*SELECTED EXTRACT:*
During a recent vacation flight, my nephews had a couple of interesting puzzles to occupy them on the plane: Kanoodle and IQ Fit. In both cases, the objective is to arrange a set of colored pieces so that they exactly fill a rectangular grid, as in the following figure showing an example solution to the Kanoodle puzzle:

Example solution to Kanoodle puzzle.

Example solution to Kanoodle puzzle.

The IQ Fit version uses a smaller 5-by-10 grid, and only 10 pieces instead of 12… but the pieces are three-dimensional, so that some of the spherical “vertices” of the pieces may poke down through the bottom of the tray.  (For reference, following is Python code specifying the configurations of pieces for both puzzles.)

kanoodle = {
    'Green': ((1, 1, 0), (1, 2, 0), (2, 2, 0), (2, 3, 0), (2, 4, 0)),
    'Cyan': ((1, 1, 0), (1, 2, 0), (1, 3, 0), (2, 3, 0), (3, 3, 0)),
    'Purple': ((1, 1, 0), (1, 2, 0), (1, 3, 0), (1, 4, 0)),
    'Yellow': ((1, 1, 0), (1, 2, 0), (2, 2, 0), (3, 1, 0), (3, 2, 0)),
    'Orange': ((1, 1, 0), (2, 1, 0), (2, 2, 0), (2, 3, 0)),
    'Blue': ((1, 2, 0), (2, 2, 0), (3, 2, 0), (4, 1, 0), (4, 2, 0)),
    'Pink': ((1, 1, 0), (1, 2, 0), (1, 3, 0), (1, 4, 0), (2, 3, 0)),
    'Gray': ((1, 2, 0), (2, 1, 0), (2, 2, 0), (2, 3, 0), (3, 2, 0)),
    'Magenta': ((1, 1, 0), (1, 2, 0), (2, 2, 0), (2, 3, 0), (3, 3, 0)),
    'Red': ((1, 1, 0), (1, 2, 0), (2, 1, 0), (2, 2, 0), (2, 3, 0)),
    'White': ((1, 1, 0), (2, 1, 0), (2, 2, 0)),
    'LightGreen': ((1, 1, 0), (1, 2, 0), (2, 1, 0), (2, 2, 0))

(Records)
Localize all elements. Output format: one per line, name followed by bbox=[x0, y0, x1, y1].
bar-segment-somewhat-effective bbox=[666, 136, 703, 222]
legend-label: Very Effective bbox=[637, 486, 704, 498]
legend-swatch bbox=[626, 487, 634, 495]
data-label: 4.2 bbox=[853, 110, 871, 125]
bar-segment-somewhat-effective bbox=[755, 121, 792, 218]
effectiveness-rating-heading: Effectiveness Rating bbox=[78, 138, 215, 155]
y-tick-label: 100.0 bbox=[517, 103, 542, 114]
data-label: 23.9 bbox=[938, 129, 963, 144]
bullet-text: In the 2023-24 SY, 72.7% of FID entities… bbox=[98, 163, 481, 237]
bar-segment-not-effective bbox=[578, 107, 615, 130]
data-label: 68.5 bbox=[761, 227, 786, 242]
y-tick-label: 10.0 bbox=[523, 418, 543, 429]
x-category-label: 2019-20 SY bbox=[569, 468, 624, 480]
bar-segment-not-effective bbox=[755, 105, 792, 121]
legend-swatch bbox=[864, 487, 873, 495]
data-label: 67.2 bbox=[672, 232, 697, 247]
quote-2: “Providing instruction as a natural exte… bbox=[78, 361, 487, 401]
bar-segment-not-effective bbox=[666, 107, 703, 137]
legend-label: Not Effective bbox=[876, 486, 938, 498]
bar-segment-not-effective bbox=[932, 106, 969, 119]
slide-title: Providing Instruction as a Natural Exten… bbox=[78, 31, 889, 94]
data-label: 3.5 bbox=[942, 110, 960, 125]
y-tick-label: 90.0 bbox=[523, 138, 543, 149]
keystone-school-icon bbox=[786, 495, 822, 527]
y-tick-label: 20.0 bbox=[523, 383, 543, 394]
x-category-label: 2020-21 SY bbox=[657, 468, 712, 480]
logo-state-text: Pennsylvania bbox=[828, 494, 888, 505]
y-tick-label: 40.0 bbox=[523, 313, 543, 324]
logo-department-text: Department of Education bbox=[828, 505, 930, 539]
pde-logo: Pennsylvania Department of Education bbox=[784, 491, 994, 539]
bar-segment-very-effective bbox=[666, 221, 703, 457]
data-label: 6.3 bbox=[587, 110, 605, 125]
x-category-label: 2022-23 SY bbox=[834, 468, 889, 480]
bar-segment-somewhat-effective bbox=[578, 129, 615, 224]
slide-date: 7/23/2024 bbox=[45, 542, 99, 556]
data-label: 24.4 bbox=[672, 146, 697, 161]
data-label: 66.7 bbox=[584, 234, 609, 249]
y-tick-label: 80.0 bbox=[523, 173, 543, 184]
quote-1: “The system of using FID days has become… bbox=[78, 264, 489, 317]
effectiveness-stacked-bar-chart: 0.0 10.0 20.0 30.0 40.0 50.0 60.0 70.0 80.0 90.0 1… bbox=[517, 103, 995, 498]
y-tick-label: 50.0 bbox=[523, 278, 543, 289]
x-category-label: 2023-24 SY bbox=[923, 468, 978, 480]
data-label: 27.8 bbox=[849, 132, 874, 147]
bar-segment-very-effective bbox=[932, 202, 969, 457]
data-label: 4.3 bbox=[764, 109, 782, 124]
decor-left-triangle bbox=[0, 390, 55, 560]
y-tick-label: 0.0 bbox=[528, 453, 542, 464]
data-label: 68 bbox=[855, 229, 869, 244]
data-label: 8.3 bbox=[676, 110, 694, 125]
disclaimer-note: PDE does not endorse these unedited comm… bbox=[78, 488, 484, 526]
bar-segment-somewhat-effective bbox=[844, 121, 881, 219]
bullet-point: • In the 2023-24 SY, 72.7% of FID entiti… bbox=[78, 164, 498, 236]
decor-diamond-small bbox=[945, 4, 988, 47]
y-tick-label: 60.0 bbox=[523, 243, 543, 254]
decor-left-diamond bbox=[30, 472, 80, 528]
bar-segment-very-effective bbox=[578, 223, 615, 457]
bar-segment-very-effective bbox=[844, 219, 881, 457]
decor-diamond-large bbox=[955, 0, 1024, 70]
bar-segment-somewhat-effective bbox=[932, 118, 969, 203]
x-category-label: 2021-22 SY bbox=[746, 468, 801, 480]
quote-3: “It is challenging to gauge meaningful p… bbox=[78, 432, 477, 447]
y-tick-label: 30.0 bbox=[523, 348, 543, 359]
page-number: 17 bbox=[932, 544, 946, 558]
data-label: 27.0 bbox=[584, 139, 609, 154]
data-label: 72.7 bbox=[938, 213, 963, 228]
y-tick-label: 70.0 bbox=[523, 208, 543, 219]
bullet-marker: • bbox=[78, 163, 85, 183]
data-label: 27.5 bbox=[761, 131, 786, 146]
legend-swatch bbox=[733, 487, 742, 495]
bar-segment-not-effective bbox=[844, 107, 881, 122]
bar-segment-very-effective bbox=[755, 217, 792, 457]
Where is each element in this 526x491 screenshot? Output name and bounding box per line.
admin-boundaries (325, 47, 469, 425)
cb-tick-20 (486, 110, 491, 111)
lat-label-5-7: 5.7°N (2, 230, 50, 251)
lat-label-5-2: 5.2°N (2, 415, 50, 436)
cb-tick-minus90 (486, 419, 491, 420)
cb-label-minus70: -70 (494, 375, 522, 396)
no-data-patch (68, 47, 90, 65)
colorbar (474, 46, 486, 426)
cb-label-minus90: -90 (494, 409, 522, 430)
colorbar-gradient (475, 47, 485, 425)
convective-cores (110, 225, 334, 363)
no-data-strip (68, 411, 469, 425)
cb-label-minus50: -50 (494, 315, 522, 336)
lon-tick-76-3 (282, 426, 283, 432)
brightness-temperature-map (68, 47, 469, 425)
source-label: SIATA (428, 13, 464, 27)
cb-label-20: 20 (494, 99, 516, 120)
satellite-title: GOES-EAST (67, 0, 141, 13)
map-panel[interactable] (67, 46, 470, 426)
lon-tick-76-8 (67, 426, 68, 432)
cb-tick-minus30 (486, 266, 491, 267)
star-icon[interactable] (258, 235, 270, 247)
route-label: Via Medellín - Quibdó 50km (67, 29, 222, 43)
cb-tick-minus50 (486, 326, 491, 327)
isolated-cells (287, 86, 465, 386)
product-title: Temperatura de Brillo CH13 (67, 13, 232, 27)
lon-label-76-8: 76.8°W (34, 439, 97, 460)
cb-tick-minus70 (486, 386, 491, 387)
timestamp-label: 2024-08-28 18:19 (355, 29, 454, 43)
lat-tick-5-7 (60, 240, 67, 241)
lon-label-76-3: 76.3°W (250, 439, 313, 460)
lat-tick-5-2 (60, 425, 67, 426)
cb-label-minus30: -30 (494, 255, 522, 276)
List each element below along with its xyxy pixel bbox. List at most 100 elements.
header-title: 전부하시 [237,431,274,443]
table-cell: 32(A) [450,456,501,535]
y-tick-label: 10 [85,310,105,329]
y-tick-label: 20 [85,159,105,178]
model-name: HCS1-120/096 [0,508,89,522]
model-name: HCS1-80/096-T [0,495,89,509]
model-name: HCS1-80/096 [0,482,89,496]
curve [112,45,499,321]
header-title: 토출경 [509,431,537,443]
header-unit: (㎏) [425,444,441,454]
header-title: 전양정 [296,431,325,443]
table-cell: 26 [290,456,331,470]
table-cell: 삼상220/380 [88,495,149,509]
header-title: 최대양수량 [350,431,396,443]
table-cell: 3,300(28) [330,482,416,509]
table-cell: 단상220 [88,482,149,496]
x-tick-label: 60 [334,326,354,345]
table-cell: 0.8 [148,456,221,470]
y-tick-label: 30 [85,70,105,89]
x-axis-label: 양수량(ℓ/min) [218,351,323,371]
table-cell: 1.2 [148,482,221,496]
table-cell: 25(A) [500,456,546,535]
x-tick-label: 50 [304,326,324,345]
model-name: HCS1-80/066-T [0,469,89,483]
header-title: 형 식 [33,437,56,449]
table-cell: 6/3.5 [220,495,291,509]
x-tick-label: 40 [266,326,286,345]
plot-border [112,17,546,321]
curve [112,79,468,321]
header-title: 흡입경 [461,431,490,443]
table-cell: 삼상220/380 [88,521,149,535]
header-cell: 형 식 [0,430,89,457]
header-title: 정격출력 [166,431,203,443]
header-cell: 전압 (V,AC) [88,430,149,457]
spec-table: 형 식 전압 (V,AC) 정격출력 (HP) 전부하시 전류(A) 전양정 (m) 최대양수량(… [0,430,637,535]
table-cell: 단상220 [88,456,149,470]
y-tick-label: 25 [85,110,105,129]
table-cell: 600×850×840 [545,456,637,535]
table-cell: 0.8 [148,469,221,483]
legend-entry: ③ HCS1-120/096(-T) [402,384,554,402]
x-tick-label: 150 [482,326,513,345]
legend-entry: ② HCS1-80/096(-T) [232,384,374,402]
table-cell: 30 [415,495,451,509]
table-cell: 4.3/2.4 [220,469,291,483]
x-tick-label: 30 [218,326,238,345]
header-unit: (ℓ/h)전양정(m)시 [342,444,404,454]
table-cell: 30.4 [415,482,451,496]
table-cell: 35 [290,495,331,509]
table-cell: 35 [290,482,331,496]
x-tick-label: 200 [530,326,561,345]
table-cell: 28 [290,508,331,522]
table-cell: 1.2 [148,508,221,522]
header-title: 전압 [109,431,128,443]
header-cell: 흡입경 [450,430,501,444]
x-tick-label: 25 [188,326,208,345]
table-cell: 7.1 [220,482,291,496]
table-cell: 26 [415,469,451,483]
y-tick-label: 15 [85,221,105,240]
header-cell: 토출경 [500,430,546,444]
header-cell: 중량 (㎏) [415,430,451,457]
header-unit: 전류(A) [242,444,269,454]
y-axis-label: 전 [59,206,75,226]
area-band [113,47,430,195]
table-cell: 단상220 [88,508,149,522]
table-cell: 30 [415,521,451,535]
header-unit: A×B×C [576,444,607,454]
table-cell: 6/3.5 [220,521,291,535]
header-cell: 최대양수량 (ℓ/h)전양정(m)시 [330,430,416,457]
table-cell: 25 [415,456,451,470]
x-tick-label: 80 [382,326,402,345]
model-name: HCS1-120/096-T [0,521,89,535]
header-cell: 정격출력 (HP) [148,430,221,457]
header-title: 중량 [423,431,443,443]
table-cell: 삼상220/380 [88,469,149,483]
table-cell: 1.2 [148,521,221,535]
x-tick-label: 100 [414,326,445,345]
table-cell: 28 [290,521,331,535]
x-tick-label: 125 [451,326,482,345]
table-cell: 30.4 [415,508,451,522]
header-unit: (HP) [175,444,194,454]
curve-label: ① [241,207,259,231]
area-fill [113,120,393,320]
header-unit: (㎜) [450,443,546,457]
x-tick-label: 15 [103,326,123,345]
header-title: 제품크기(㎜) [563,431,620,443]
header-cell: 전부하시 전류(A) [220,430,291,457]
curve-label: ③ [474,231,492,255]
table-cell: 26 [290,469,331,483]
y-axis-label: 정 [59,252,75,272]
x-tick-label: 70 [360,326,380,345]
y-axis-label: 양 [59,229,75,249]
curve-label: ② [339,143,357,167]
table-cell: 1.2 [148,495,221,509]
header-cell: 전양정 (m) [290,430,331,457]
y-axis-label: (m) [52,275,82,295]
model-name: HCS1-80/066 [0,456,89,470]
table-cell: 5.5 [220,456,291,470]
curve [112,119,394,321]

*PROBLEM REQUIREMENTS:* Recast the paragraph of the text on the two puzzles that begins "The IQ Fit version uses" as a brief list, keeping its main facts.

*SOLUTION TO THIS TASK:*
- IQ Fit uses a smaller 5-by-10 grid.
- It has 10 pieces instead of 12.
- Its pieces are three-dimensional, so some of their spherical "vertices" may poke down through the bottom of the tray.
- Python code follows that specifies the piece configurations for both puzzles.